EXERCISE OBJECTIVE
Copy out each line of the data holding "text".

Dataset items
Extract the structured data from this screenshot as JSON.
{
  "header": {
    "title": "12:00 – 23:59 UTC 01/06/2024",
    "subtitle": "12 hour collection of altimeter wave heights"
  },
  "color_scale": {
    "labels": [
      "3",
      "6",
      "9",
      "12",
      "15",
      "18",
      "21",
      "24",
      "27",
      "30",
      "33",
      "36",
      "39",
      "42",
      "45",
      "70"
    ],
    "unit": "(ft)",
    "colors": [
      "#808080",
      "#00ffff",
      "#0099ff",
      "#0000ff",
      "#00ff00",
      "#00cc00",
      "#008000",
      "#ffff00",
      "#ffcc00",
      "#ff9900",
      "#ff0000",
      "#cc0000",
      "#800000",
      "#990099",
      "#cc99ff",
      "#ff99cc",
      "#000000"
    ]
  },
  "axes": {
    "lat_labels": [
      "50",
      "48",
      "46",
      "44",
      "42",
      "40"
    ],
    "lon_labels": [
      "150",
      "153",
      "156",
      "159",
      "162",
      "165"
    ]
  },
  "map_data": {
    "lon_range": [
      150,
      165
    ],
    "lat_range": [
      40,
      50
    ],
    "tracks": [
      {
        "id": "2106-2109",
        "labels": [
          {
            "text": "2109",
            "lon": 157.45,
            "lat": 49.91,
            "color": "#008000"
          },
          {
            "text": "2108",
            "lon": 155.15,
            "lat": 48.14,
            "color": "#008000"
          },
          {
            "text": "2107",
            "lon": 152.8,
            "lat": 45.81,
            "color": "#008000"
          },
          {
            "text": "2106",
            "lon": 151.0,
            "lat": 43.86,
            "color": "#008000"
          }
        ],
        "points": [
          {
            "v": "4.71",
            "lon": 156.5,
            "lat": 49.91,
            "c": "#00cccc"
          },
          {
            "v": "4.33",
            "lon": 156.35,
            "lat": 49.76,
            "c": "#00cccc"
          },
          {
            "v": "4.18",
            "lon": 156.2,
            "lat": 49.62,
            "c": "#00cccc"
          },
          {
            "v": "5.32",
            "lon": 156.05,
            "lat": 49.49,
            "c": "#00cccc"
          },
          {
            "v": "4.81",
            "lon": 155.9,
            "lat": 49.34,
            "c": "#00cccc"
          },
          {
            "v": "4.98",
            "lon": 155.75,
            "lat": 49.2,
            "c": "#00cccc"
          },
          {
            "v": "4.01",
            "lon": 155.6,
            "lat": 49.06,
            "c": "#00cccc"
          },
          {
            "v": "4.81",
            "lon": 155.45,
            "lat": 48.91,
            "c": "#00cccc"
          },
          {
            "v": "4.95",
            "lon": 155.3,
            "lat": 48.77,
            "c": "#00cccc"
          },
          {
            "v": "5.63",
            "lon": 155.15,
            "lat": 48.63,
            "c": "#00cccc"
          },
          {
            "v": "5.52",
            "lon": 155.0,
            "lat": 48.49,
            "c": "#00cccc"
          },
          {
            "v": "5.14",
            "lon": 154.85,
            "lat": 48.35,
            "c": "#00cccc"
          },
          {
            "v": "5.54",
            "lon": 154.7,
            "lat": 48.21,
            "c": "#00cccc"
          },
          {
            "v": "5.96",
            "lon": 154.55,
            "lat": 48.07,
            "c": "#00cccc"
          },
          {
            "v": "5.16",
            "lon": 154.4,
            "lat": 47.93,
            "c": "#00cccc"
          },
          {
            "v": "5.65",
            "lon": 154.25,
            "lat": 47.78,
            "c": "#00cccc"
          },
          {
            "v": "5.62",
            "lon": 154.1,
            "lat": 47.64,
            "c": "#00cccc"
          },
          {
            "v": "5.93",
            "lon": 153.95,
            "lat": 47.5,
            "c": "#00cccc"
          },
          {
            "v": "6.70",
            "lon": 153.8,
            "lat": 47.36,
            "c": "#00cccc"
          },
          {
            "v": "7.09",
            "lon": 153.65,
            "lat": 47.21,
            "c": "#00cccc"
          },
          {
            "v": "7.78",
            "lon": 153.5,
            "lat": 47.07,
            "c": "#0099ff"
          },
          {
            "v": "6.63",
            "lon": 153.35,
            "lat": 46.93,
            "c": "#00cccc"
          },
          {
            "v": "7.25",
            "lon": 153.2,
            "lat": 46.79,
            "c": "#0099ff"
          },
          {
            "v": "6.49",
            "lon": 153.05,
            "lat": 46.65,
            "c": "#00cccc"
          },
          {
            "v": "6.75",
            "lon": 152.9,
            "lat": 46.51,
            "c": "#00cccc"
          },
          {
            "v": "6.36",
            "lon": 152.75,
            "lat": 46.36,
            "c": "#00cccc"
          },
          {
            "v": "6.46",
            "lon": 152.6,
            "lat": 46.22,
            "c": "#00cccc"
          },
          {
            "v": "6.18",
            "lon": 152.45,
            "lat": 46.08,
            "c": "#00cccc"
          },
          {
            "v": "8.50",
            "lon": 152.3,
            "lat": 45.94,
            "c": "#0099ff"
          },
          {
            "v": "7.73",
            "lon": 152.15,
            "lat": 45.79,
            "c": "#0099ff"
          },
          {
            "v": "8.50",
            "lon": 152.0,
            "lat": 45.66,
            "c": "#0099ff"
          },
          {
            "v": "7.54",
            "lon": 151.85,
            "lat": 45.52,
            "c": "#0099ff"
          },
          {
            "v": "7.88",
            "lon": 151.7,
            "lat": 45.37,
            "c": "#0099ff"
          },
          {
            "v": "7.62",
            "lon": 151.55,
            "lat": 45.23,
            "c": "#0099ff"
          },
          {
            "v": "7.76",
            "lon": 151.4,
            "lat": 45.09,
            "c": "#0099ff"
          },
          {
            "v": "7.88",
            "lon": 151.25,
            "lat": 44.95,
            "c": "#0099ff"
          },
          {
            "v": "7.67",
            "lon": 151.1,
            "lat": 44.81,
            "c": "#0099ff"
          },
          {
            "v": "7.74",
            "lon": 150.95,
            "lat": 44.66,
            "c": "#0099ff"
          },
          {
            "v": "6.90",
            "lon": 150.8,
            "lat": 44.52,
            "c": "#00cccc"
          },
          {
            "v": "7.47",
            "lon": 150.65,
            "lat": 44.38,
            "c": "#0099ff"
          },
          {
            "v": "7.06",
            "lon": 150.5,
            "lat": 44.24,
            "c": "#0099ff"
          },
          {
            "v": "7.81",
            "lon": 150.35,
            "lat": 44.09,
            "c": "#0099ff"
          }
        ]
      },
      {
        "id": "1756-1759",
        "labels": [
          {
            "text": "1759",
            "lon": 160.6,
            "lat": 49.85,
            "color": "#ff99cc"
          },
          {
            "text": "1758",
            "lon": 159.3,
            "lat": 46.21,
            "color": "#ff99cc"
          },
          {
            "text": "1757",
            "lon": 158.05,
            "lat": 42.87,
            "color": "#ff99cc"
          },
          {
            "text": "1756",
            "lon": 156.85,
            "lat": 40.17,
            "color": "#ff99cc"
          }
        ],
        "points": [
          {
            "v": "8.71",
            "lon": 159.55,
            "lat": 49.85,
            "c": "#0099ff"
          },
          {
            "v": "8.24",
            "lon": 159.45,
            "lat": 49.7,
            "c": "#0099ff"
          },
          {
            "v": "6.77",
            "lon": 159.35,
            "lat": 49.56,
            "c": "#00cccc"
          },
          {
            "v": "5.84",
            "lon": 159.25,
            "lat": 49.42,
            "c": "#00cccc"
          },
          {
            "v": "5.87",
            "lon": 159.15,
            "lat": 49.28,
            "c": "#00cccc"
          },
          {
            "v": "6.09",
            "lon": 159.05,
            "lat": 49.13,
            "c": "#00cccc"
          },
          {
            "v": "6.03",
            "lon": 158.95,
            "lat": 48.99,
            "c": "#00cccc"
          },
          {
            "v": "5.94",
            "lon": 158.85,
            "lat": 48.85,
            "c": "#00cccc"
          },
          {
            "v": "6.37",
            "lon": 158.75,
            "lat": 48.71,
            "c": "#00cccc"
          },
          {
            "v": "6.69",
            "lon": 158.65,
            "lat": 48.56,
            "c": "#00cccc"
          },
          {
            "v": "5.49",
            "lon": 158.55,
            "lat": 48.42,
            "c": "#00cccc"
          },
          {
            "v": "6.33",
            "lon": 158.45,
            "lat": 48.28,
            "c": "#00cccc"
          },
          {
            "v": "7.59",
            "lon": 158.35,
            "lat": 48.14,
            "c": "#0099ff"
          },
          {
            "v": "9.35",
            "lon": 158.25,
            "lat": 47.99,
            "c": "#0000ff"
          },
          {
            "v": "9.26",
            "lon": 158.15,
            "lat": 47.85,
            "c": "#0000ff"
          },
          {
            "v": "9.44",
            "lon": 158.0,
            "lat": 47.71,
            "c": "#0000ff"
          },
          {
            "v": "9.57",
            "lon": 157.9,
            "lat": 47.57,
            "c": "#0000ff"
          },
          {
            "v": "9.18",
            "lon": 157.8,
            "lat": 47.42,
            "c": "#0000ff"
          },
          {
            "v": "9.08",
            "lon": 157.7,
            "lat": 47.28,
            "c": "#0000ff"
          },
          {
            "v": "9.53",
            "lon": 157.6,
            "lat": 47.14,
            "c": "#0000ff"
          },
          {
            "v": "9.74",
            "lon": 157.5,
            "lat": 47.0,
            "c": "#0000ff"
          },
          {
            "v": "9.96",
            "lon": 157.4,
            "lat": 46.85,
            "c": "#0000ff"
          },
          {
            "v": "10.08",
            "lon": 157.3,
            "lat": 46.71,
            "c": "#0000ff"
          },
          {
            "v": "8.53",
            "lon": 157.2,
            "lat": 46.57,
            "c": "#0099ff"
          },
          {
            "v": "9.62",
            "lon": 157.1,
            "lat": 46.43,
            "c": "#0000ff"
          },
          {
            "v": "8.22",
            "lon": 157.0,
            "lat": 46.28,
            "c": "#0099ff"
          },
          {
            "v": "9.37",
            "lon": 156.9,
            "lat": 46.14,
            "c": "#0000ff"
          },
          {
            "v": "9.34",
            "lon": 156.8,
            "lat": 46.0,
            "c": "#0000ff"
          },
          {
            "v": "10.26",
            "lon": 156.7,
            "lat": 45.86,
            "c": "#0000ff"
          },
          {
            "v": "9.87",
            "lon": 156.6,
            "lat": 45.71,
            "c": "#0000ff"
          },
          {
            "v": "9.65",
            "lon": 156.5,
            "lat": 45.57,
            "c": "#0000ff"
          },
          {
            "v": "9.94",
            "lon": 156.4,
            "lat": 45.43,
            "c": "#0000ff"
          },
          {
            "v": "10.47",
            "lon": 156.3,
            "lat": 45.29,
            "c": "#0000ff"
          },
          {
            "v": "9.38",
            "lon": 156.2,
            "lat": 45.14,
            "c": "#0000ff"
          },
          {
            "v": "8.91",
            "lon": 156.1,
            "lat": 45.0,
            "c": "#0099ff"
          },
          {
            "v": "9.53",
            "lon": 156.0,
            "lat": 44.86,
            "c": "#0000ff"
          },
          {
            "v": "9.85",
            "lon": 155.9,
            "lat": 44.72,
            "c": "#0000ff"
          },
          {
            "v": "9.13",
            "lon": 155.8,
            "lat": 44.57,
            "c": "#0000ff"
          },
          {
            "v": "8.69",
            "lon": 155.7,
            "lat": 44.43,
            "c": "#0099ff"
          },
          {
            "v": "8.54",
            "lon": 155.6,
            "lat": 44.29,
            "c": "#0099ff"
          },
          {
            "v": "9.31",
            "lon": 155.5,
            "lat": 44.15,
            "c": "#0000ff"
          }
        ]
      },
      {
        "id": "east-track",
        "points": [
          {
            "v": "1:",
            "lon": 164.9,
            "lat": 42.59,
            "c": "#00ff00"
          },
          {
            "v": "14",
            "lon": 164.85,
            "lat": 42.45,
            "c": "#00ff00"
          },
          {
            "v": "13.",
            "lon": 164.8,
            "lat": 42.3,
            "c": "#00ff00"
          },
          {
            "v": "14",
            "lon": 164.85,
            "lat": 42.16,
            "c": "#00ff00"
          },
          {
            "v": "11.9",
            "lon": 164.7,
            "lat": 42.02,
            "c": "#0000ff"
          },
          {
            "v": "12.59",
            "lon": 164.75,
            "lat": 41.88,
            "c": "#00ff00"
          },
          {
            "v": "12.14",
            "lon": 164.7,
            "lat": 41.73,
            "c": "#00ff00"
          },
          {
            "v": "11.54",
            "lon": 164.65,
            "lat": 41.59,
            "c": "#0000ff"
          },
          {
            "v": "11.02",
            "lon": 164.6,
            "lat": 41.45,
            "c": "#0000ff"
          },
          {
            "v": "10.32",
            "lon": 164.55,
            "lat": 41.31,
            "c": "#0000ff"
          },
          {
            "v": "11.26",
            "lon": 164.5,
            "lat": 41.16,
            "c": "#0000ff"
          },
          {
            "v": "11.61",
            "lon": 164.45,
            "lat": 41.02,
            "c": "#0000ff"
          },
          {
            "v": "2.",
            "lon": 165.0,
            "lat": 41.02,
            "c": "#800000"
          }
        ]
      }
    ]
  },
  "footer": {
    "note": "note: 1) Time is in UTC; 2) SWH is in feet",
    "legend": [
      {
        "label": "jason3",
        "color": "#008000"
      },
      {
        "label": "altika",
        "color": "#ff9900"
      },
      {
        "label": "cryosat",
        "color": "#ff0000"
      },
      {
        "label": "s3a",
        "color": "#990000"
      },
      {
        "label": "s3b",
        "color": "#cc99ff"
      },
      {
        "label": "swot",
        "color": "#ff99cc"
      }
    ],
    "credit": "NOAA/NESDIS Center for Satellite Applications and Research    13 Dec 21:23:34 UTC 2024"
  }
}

TASK SOLUTION
            "text": "2109",
            "text": "2108",
            "text": "2107",
            "text": "2106",
            "text": "1759",
            "text": "1758",
            "text": "1757",
            "text": "1756",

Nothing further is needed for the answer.